Work to be completed.
Repeat the material below exactly, with no pictures.

Provided data.
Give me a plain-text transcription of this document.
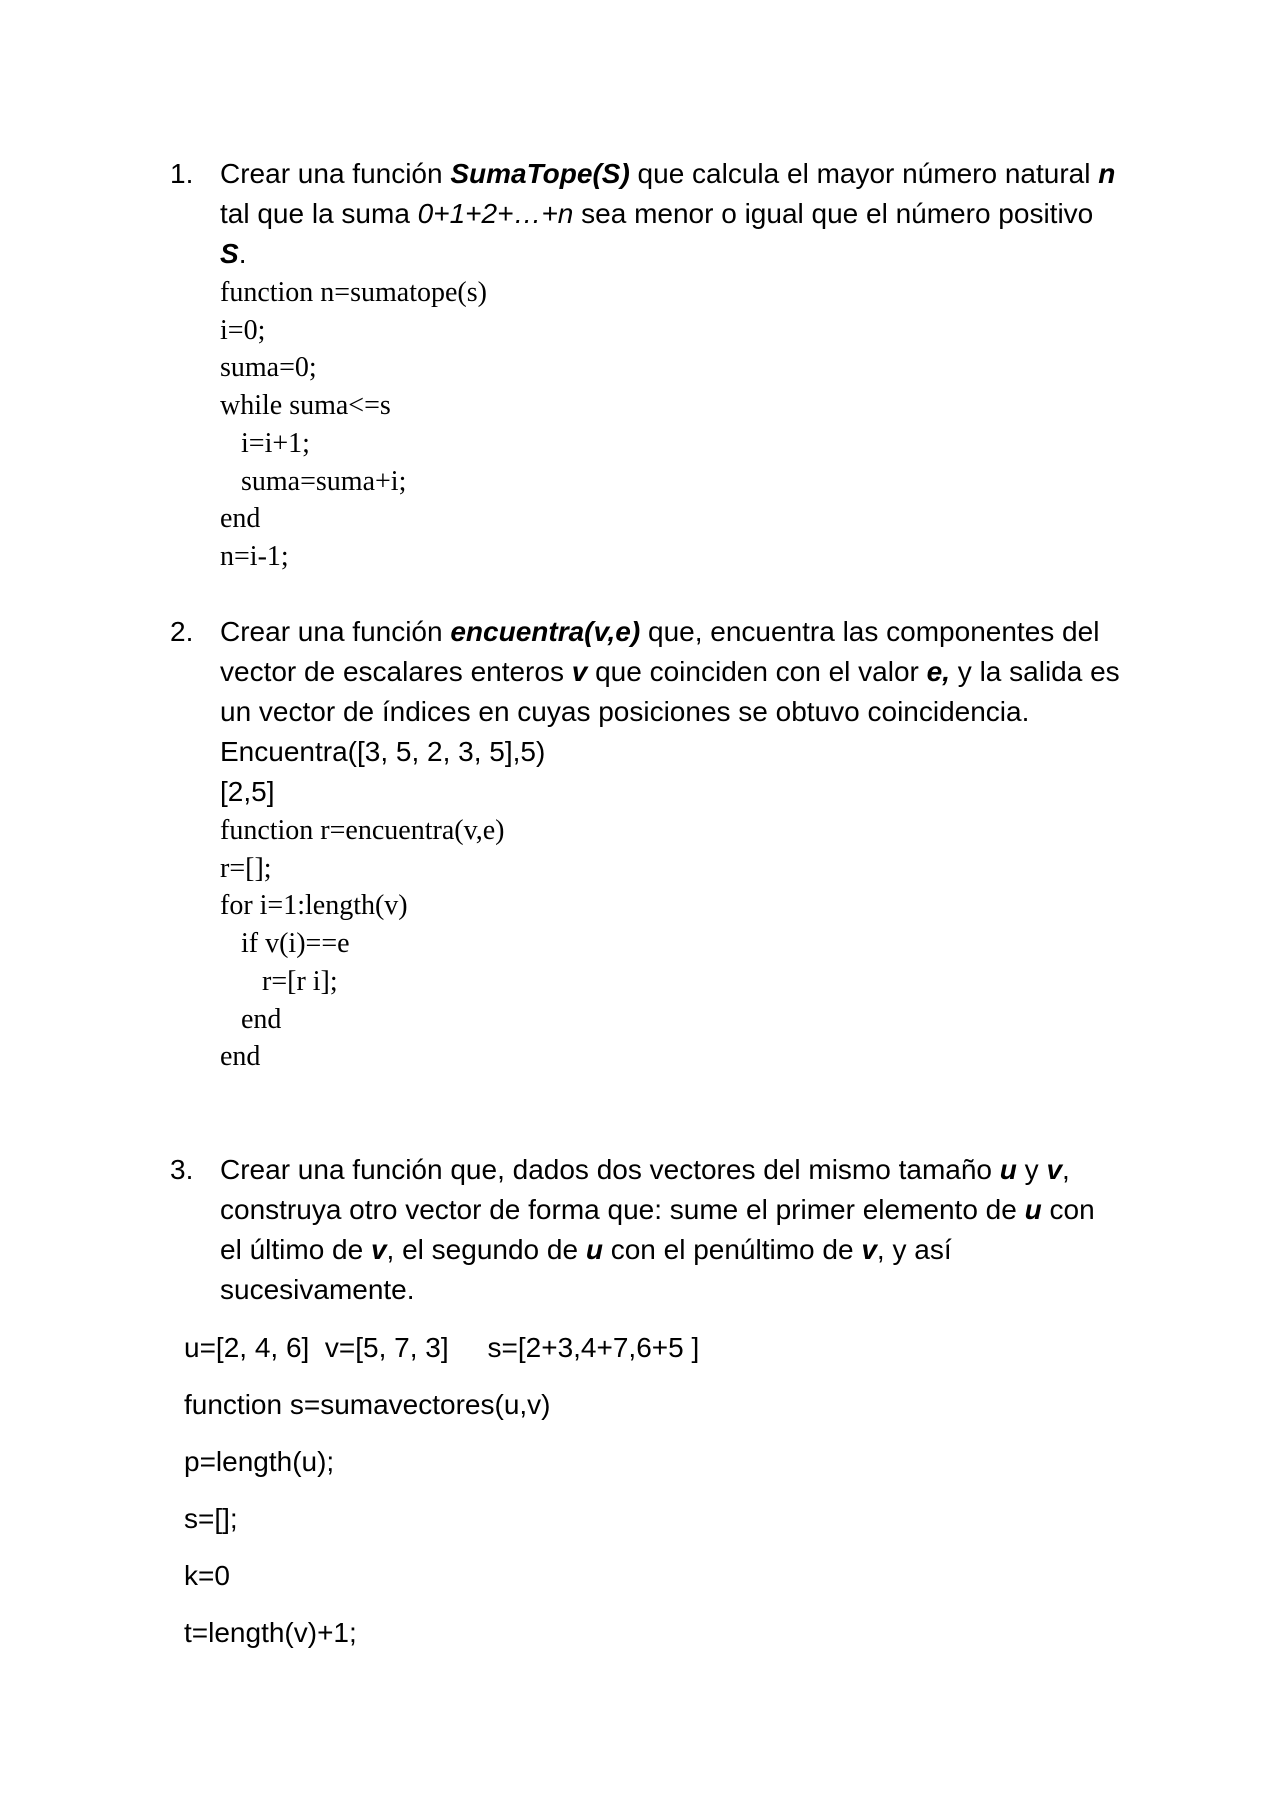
1. Crear una función SumaTope(S) que calcula el mayor número natural n tal que la suma 0+1+2+…+n sea menor o igual que el número positivo S.

function n=sumatope(s)
i=0;
suma=0;
while suma<=s
i=i+1;
suma=suma+i;
end
n=i-1;
2. Crear una función encuentra(v,e) que, encuentra las componentes del vector de escalares enteros v que coinciden con el valor e, y la salida es un vector de índices en cuyas posiciones se obtuvo coincidencia.

Encuentra([3, 5, 2, 3, 5],5)
[2,5]
function r=encuentra(v,e)
r=[];
for i=1:length(v)
if v(i)==e
r=[r i];
end
end
3. Crear una función que, dados dos vectores del mismo tamaño u y v, construya otro vector de forma que: sume el primer elemento de u con el último de v, el segundo de u con el penúltimo de v, y así sucesivamente.

u=[2, 4, 6]  v=[5, 7, 3]     s=[2+3,4+7,6+5 ]
function s=sumavectores(u,v)
p=length(u);
s=[];
k=0
t=length(v)+1;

Response for this exercise.
Give me a plain-text transcription of this document.
1. Crear una función SumaTope(S) que calcula el mayor número natural n tal que la suma 0+1+2+…+n sea menor o igual que el número positivo S.

function n=sumatope(s)
i=0;
suma=0;
while suma<=s
i=i+1;
suma=suma+i;
end
n=i-1;
2. Crear una función encuentra(v,e) que, encuentra las componentes del vector de escalares enteros v que coinciden con el valor e, y la salida es un vector de índices en cuyas posiciones se obtuvo coincidencia.

Encuentra([3, 5, 2, 3, 5],5)
[2,5]
function r=encuentra(v,e)
r=[];
for i=1:length(v)
if v(i)==e
r=[r i];
end
end
3. Crear una función que, dados dos vectores del mismo tamaño u y v, construya otro vector de forma que: sume el primer elemento de u con el último de v, el segundo de u con el penúltimo de v, y así sucesivamente.

u=[2, 4, 6]  v=[5, 7, 3]     s=[2+3,4+7,6+5 ]
function s=sumavectores(u,v)
p=length(u);
s=[];
k=0
t=length(v)+1;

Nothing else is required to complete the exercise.